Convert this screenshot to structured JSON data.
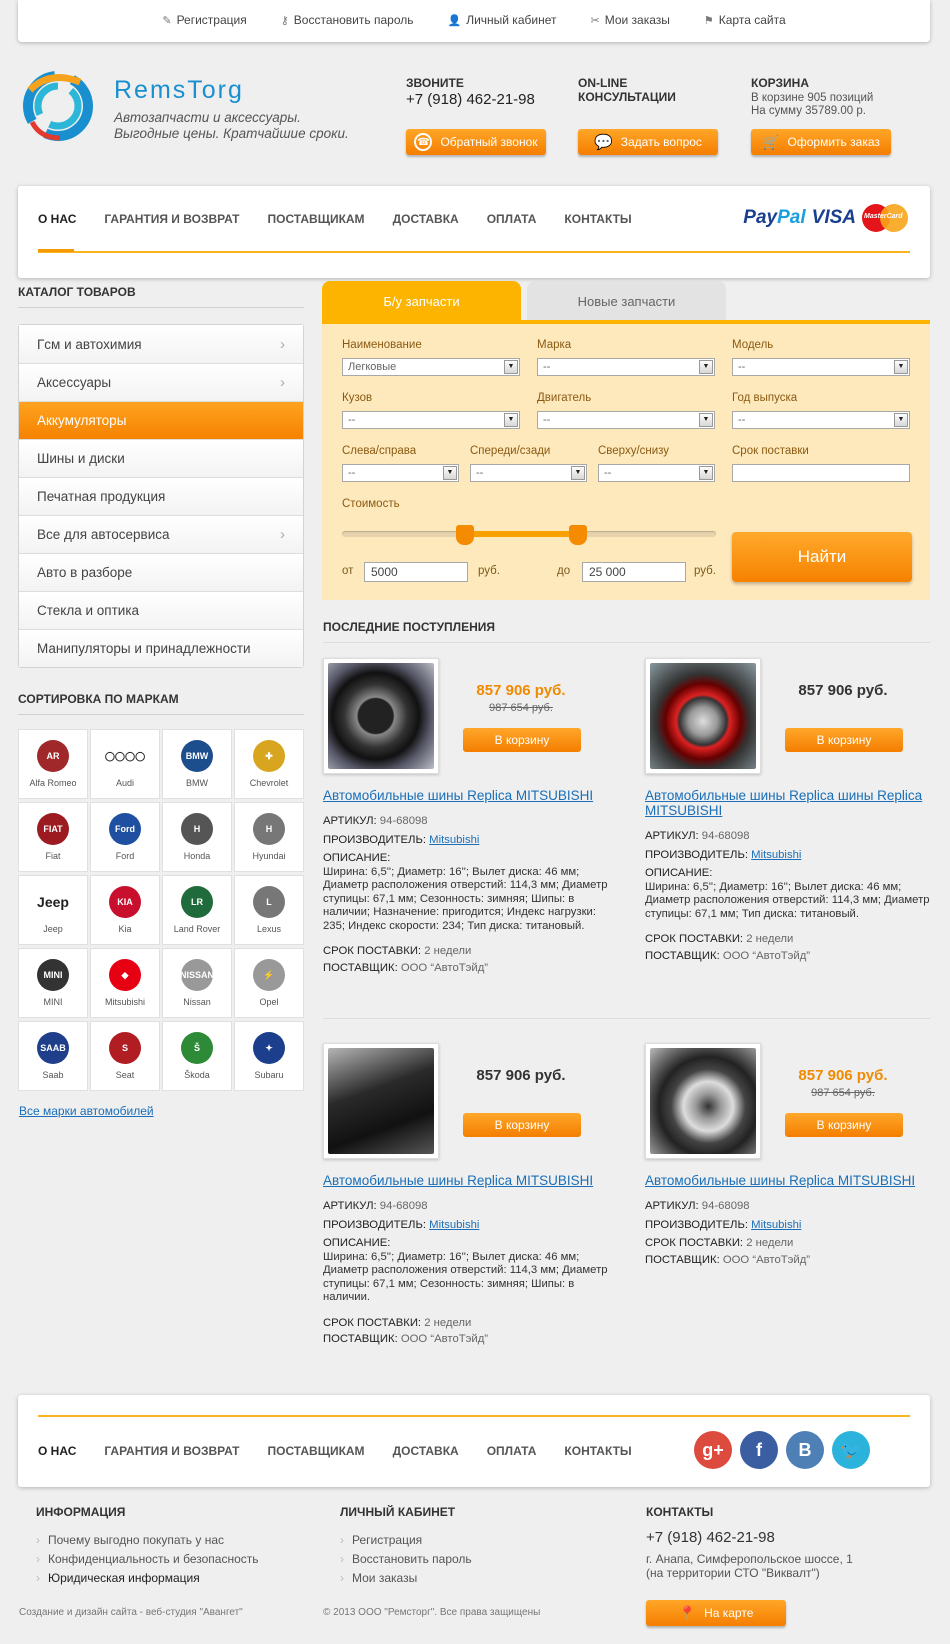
{
  "topbar": {
    "items": [
      {
        "icon": "pencil-icon",
        "glyph": "✎",
        "label": "Регистрация"
      },
      {
        "icon": "key-icon",
        "glyph": "⚷",
        "label": "Восстановить пароль"
      },
      {
        "icon": "user-icon",
        "glyph": "👤",
        "label": "Личный кабинет"
      },
      {
        "icon": "tag-icon",
        "glyph": "✂",
        "label": "Мои заказы"
      },
      {
        "icon": "flag-icon",
        "glyph": "⚑",
        "label": "Карта сайта"
      }
    ]
  },
  "header": {
    "brand": "RemsTorg",
    "slogan1": "Автозапчасти и аксессуары.",
    "slogan2": "Выгодные цены. Кратчайшие сроки.",
    "call_title": "ЗВОНИТЕ",
    "phone": "+7 (918) 462-21-98",
    "callback_btn": "Обратный звонок",
    "online_title1": "ON-LINE",
    "online_title2": "КОНСУЛЬТАЦИИ",
    "ask_btn": "Задать вопрос",
    "cart_title": "КОРЗИНА",
    "cart_line1": "В корзине 905 позиций",
    "cart_line2": "На сумму 35789.00 р.",
    "order_btn": "Оформить заказ"
  },
  "nav": {
    "items": [
      "О НАС",
      "ГАРАНТИЯ И ВОЗВРАТ",
      "ПОСТАВЩИКАМ",
      "ДОСТАВКА",
      "ОПЛАТА",
      "КОНТАКТЫ"
    ],
    "paypal1": "Pay",
    "paypal2": "Pal",
    "visa": "VISA",
    "mastercard": "MasterCard"
  },
  "sidebar": {
    "catalog_title": "КАТАЛОГ ТОВАРОВ",
    "categories": [
      {
        "label": "Гсм и автохимия",
        "arrow": true
      },
      {
        "label": "Аксессуары",
        "arrow": true
      },
      {
        "label": "Аккумуляторы",
        "arrow": false,
        "active": true
      },
      {
        "label": "Шины и диски",
        "arrow": false
      },
      {
        "label": "Печатная продукция",
        "arrow": false
      },
      {
        "label": "Все для автосервиса",
        "arrow": true
      },
      {
        "label": "Авто в разборе",
        "arrow": false
      },
      {
        "label": "Стекла и оптика",
        "arrow": false
      },
      {
        "label": "Манипуляторы и принадлежности",
        "arrow": false
      }
    ],
    "brands_title": "СОРТИРОВКА ПО МАРКАМ",
    "brands": [
      {
        "name": "Alfa Romeo",
        "color": "#a0282b",
        "mark": "AR"
      },
      {
        "name": "Audi",
        "color": "#ffffff",
        "mark": "◯◯◯◯"
      },
      {
        "name": "BMW",
        "color": "#1c4d8c",
        "mark": "BMW"
      },
      {
        "name": "Chevrolet",
        "color": "#d8a51f",
        "mark": "✚"
      },
      {
        "name": "Fiat",
        "color": "#9b1b21",
        "mark": "FIAT"
      },
      {
        "name": "Ford",
        "color": "#1f4fa0",
        "mark": "Ford"
      },
      {
        "name": "Honda",
        "color": "#555555",
        "mark": "H"
      },
      {
        "name": "Hyundai",
        "color": "#777777",
        "mark": "H"
      },
      {
        "name": "Jeep",
        "color": "#ffffff",
        "mark": "Jeep"
      },
      {
        "name": "Kia",
        "color": "#c8102e",
        "mark": "KIA"
      },
      {
        "name": "Land Rover",
        "color": "#1f6b3b",
        "mark": "LR"
      },
      {
        "name": "Lexus",
        "color": "#777777",
        "mark": "L"
      },
      {
        "name": "MINI",
        "color": "#333333",
        "mark": "MINI"
      },
      {
        "name": "Mitsubishi",
        "color": "#e60012",
        "mark": "◆"
      },
      {
        "name": "Nissan",
        "color": "#999999",
        "mark": "NISSAN"
      },
      {
        "name": "Opel",
        "color": "#999999",
        "mark": "⚡"
      },
      {
        "name": "Saab",
        "color": "#1f3f8a",
        "mark": "SAAB"
      },
      {
        "name": "Seat",
        "color": "#b01e24",
        "mark": "S"
      },
      {
        "name": "Škoda",
        "color": "#2d8a36",
        "mark": "Š"
      },
      {
        "name": "Subaru",
        "color": "#1b3f8c",
        "mark": "✦"
      }
    ],
    "all_brands": "Все марки автомобилей"
  },
  "search": {
    "tab_used": "Б/у запчасти",
    "tab_new": "Новые запчасти",
    "fields": {
      "name_label": "Наименование",
      "name_value": "Легковые",
      "brand_label": "Марка",
      "brand_value": "--",
      "model_label": "Модель",
      "model_value": "--",
      "body_label": "Кузов",
      "body_value": "--",
      "engine_label": "Двигатель",
      "engine_value": "--",
      "year_label": "Год выпуска",
      "year_value": "--",
      "lr_label": "Слева/справа",
      "lr_value": "--",
      "fb_label": "Спереди/сзади",
      "fb_value": "--",
      "tb_label": "Сверху/снизу",
      "tb_value": "--",
      "term_label": "Срок поставки",
      "term_value": ""
    },
    "price_label": "Стоимость",
    "from_label": "от",
    "from_value": "5000",
    "to_label": "до",
    "to_value": "25 000",
    "currency": "руб.",
    "slider_min_fraction": 0.33,
    "slider_max_fraction": 0.63,
    "find_btn": "Найти"
  },
  "latest": {
    "title": "ПОСЛЕДНИЕ ПОСТУПЛЕНИЯ",
    "products": [
      {
        "price": "857 906 руб.",
        "old_price": "987 654 руб.",
        "price_color": "#f08a00",
        "cart": "В корзину",
        "title": "Автомобильные шины Replica MITSUBISHI",
        "art_l": "АРТИКУЛ:",
        "art": "94-68098",
        "man_l": "ПРОИЗВОДИТЕЛЬ:",
        "man": "Mitsubishi",
        "desc_l": "ОПИСАНИЕ:",
        "desc": "Ширина: 6,5''; Диаметр: 16''; Вылет диска: 46 мм; Диаметр расположения отверстий: 114,3 мм; Диаметр ступицы: 67,1 мм; Сезонность: зимняя; Шипы: в наличии; Назначение: пригодится; Индекс нагрузки: 235; Индекс скорости: 234; Тип диска: титановый.",
        "term_l": "СРОК ПОСТАВКИ:",
        "term": "2 недели",
        "sup_l": "ПОСТАВЩИК:",
        "sup": "ООО “АвтоТэйд”"
      },
      {
        "price": "857 906 руб.",
        "old_price": "",
        "price_color": "#333333",
        "cart": "В корзину",
        "title": "Автомобильные шины Replica шины Replica MITSUBISHI",
        "art_l": "АРТИКУЛ:",
        "art": "94-68098",
        "man_l": "ПРОИЗВОДИТЕЛЬ:",
        "man": "Mitsubishi",
        "desc_l": "ОПИСАНИЕ:",
        "desc": "Ширина: 6,5''; Диаметр: 16''; Вылет диска: 46 мм; Диаметр расположения отверстий: 114,3 мм; Диаметр ступицы: 67,1 мм; Тип диска: титановый.",
        "term_l": "СРОК ПОСТАВКИ:",
        "term": "2 недели",
        "sup_l": "ПОСТАВЩИК:",
        "sup": "ООО “АвтоТэйд”"
      },
      {
        "price": "857 906 руб.",
        "old_price": "",
        "price_color": "#333333",
        "cart": "В корзину",
        "title": "Автомобильные шины Replica MITSUBISHI",
        "art_l": "АРТИКУЛ:",
        "art": "94-68098",
        "man_l": "ПРОИЗВОДИТЕЛЬ:",
        "man": "Mitsubishi",
        "desc_l": "ОПИСАНИЕ:",
        "desc": "Ширина: 6,5''; Диаметр: 16''; Вылет диска: 46 мм; Диаметр расположения отверстий: 114,3 мм; Диаметр ступицы: 67,1 мм; Сезонность: зимняя; Шипы: в наличии.",
        "term_l": "СРОК ПОСТАВКИ:",
        "term": "2 недели",
        "sup_l": "ПОСТАВЩИК:",
        "sup": "ООО “АвтоТэйд”"
      },
      {
        "price": "857 906 руб.",
        "old_price": "987 654 руб.",
        "price_color": "#f08a00",
        "cart": "В корзину",
        "title": "Автомобильные шины Replica MITSUBISHI",
        "art_l": "АРТИКУЛ:",
        "art": "94-68098",
        "man_l": "ПРОИЗВОДИТЕЛЬ:",
        "man": "Mitsubishi",
        "desc_l": "",
        "desc": "",
        "term_l": "СРОК ПОСТАВКИ:",
        "term": "2 недели",
        "sup_l": "ПОСТАВЩИК:",
        "sup": "ООО “АвтоТэйд”"
      }
    ]
  },
  "footer": {
    "nav": [
      "О НАС",
      "ГАРАНТИЯ И ВОЗВРАТ",
      "ПОСТАВЩИКАМ",
      "ДОСТАВКА",
      "ОПЛАТА",
      "КОНТАКТЫ"
    ],
    "social": [
      {
        "icon": "google-plus-icon",
        "glyph": "g+",
        "color": "#dc4b3e"
      },
      {
        "icon": "facebook-icon",
        "glyph": "f",
        "color": "#3b5ea3"
      },
      {
        "icon": "vk-icon",
        "glyph": "B",
        "color": "#4e7fb5"
      },
      {
        "icon": "twitter-icon",
        "glyph": "🐦",
        "color": "#2bb3dc"
      }
    ],
    "info_title": "ИНФОРМАЦИЯ",
    "info_items": [
      "Почему выгодно покупать у нас",
      "Конфиденциальность и безопасность",
      "Юридическая информация"
    ],
    "account_title": "ЛИЧНЫЙ КАБИНЕТ",
    "account_items": [
      "Регистрация",
      "Восстановить пароль",
      "Мои заказы"
    ],
    "contacts_title": "КОНТАКТЫ",
    "phone": "+7 (918) 462-21-98",
    "address1": "г. Анапа, Симферопольское шоссе, 1",
    "address2": "(на территории СТО \"Виквалт\")",
    "map_btn": "На карте",
    "credit": "Создание и дизайн сайта - веб-студия \"Авангет\"",
    "copyright": "© 2013 ООО \"Ремсторг\". Все права защищены"
  }
}
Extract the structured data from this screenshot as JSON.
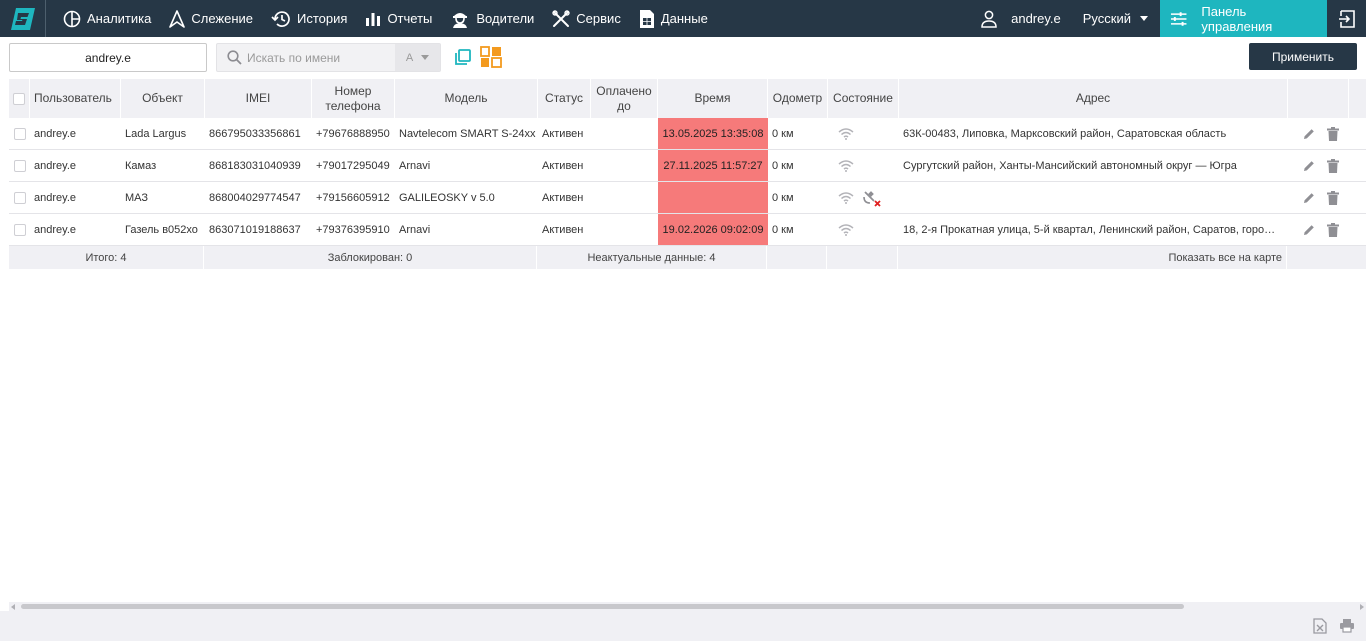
{
  "nav": {
    "items": [
      {
        "label": "Аналитика",
        "icon": "chart-pie-icon"
      },
      {
        "label": "Слежение",
        "icon": "navigation-arrow-icon"
      },
      {
        "label": "История",
        "icon": "history-icon"
      },
      {
        "label": "Отчеты",
        "icon": "bar-chart-icon"
      },
      {
        "label": "Водители",
        "icon": "driver-icon"
      },
      {
        "label": "Сервис",
        "icon": "wrench-icon"
      },
      {
        "label": "Данные",
        "icon": "sim-card-icon"
      }
    ],
    "username": "andrey.e",
    "language": "Русский",
    "control_panel": "Панель управления",
    "accent_color": "#1eb6bf",
    "bar_color": "#263746"
  },
  "toolbar": {
    "user_filter_value": "andrey.e",
    "search_placeholder": "Искать по имени",
    "sort_label": "A",
    "apply_label": "Применить"
  },
  "table": {
    "columns": {
      "user": "Пользователь",
      "object": "Объект",
      "imei": "IMEI",
      "phone": "Номер телефона",
      "model": "Модель",
      "status": "Статус",
      "paid": "Оплачено до",
      "time": "Время",
      "odometer": "Одометр",
      "state": "Состояние",
      "address": "Адрес"
    },
    "rows": [
      {
        "user": "andrey.e",
        "object": "Lada Largus",
        "imei": "866795033356861",
        "phone": "+79676888950",
        "model": "Navtelecom SMART S-24xx",
        "status": "Активен",
        "paid": "",
        "time": "13.05.2025 13:35:08",
        "odometer": "0 км",
        "no_gps": false,
        "address": "63К-00483, Липовка, Марксовский район, Саратовская область"
      },
      {
        "user": "andrey.e",
        "object": "Камаз",
        "imei": "868183031040939",
        "phone": "+79017295049",
        "model": "Arnavi",
        "status": "Активен",
        "paid": "",
        "time": "27.11.2025 11:57:27",
        "odometer": "0 км",
        "no_gps": false,
        "address": "Сургутский район, Ханты-Мансийский автономный округ — Югра"
      },
      {
        "user": "andrey.e",
        "object": "МАЗ",
        "imei": "868004029774547",
        "phone": "+79156605912",
        "model": "GALILEOSKY v 5.0",
        "status": "Активен",
        "paid": "",
        "time": "",
        "odometer": "0 км",
        "no_gps": true,
        "address": ""
      },
      {
        "user": "andrey.e",
        "object": "Газель в052хо",
        "imei": "863071019188637",
        "phone": "+79376395910",
        "model": "Arnavi",
        "status": "Активен",
        "paid": "",
        "time": "19.02.2026 09:02:09",
        "odometer": "0 км",
        "no_gps": false,
        "address": "18, 2-я Прокатная улица, 5-й квартал, Ленинский район, Саратов, горо…"
      }
    ],
    "footer": {
      "total": "Итого: 4",
      "blocked": "Заблокирован: 0",
      "stale": "Неактуальные данные: 4",
      "show_map": "Показать все на карте"
    },
    "stale_time_color": "#f67a7a"
  }
}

INSTRUCTIONS FOR THE TASK: From the data, pick out every line that includes "район".

RESULT OF THE TASK:
        "address": "63К-00483, Липовка, Марксовский район, Саратовская область"
        "address": "Сургутский район, Ханты-Мансийский автономный округ — Югра"
        "address": "18, 2-я Прокатная улица, 5-й квартал, Ленинский район, Саратов, горо…"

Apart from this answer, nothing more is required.